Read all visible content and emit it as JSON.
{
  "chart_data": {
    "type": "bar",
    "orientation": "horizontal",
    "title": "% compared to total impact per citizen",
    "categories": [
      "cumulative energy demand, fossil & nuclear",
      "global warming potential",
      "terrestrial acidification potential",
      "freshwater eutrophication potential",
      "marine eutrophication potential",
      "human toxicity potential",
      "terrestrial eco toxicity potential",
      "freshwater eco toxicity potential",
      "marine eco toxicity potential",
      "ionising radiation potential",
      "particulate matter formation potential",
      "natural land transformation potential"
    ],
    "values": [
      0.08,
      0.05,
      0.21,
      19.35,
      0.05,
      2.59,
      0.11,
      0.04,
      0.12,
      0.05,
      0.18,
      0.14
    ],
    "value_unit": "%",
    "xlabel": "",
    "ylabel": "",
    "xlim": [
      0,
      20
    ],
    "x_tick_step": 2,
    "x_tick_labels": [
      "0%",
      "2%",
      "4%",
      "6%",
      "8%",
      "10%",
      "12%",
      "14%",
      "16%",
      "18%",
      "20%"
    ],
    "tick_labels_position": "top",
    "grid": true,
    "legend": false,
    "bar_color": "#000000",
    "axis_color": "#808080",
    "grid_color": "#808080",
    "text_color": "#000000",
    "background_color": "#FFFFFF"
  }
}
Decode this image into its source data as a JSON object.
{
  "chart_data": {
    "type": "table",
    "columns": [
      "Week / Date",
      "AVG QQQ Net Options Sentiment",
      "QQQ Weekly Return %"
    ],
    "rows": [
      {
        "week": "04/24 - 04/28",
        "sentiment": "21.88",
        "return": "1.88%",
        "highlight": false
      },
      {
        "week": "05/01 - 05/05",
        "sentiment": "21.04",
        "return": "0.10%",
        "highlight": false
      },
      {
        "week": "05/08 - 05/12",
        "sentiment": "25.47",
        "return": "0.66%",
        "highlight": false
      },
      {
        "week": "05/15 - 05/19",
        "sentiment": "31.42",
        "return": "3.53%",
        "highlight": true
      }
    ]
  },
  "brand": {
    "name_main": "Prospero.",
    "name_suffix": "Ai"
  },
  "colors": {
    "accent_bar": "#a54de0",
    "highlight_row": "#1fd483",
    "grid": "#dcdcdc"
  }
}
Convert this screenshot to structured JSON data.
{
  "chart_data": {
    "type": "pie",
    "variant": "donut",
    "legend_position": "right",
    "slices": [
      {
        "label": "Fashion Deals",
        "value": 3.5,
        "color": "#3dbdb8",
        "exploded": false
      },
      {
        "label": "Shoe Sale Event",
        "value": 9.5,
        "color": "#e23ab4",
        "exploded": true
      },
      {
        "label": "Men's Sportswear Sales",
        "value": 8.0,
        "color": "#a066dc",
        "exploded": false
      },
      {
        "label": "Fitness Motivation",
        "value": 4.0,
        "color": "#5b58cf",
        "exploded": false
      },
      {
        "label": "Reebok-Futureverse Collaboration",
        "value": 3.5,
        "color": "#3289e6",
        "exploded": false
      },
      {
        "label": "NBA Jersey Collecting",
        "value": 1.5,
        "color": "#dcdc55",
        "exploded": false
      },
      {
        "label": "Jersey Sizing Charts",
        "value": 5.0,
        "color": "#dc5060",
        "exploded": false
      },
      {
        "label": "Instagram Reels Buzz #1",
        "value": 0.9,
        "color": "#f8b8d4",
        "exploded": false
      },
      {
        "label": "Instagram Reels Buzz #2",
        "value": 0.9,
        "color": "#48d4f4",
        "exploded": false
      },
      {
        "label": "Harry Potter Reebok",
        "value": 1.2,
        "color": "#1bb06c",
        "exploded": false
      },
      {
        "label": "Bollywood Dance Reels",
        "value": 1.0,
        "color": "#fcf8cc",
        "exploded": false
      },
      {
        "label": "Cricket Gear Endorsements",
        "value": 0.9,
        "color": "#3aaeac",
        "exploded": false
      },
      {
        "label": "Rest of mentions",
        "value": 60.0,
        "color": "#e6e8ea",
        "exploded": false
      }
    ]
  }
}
******
» **Given instruction**: Search the data above for the string "freshwater" and return every line that has it.

» **Result**:
      "freshwater eutrophication potential",
      "freshwater eco toxicity potential",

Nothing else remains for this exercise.